▸ **YOUR OBJECTIVE**: Skip all pictures, then print the remaining material exactly.

BEGIN RECORD SET

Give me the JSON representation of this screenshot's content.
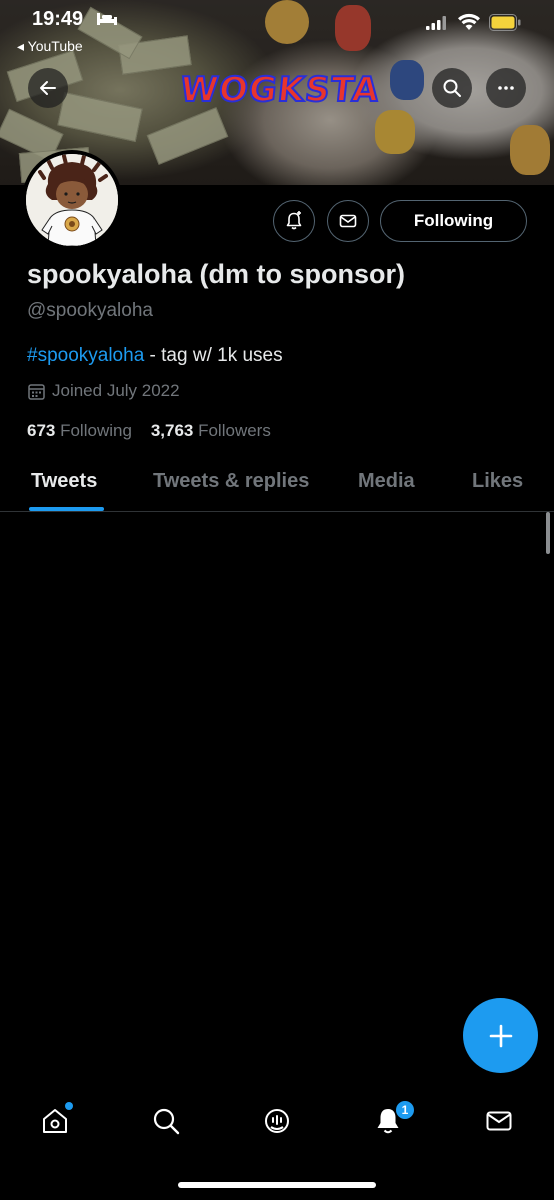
{
  "status_bar": {
    "time": "19:49",
    "back_app": "◂ YouTube"
  },
  "banner": {
    "wordmark": "WOGKSTA"
  },
  "header": {
    "back_icon": "arrow-left-icon",
    "search_icon": "search-icon",
    "more_icon": "more-horizontal-icon"
  },
  "profile": {
    "display_name": "spookyaloha (dm to sponsor)",
    "handle": "@spookyaloha",
    "bio_hashtag": "#spookyaloha",
    "bio_text": " - tag w/ 1k uses",
    "joined": "Joined July 2022",
    "following_count": "673",
    "following_label": " Following",
    "followers_count": "3,763",
    "followers_label": " Followers",
    "following_button": "Following"
  },
  "tabs": [
    {
      "label": "Tweets",
      "active": true
    },
    {
      "label": "Tweets & replies",
      "active": false
    },
    {
      "label": "Media",
      "active": false
    },
    {
      "label": "Likes",
      "active": false
    }
  ],
  "bottom_nav": {
    "items": [
      "home-icon",
      "search-icon",
      "spaces-icon",
      "notifications-icon",
      "messages-icon"
    ],
    "notifications_badge": "1"
  },
  "colors": {
    "accent": "#1d9bf0",
    "background": "#000000",
    "secondary_text": "#71767b"
  }
}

END RECORD SET

▸ **TASK RESULT**:
Give me the JSON representation of this screenshot's content.
{
  "status_bar": {
    "time": "19:49",
    "back_app": "◂ YouTube"
  },
  "banner": {
    "wordmark": "WOGKSTA"
  },
  "header": {
    "back_icon": "arrow-left-icon",
    "search_icon": "search-icon",
    "more_icon": "more-horizontal-icon"
  },
  "profile": {
    "display_name": "spookyaloha (dm to sponsor)",
    "handle": "@spookyaloha",
    "bio_hashtag": "#spookyaloha",
    "bio_text": " - tag w/ 1k uses",
    "joined": "Joined July 2022",
    "following_count": "673",
    "following_label": " Following",
    "followers_count": "3,763",
    "followers_label": " Followers",
    "following_button": "Following"
  },
  "tabs": [
    {
      "label": "Tweets",
      "active": true
    },
    {
      "label": "Tweets & replies",
      "active": false
    },
    {
      "label": "Media",
      "active": false
    },
    {
      "label": "Likes",
      "active": false
    }
  ],
  "bottom_nav": {
    "items": [
      "home-icon",
      "search-icon",
      "spaces-icon",
      "notifications-icon",
      "messages-icon"
    ],
    "notifications_badge": "1"
  },
  "colors": {
    "accent": "#1d9bf0",
    "background": "#000000",
    "secondary_text": "#71767b"
  }
}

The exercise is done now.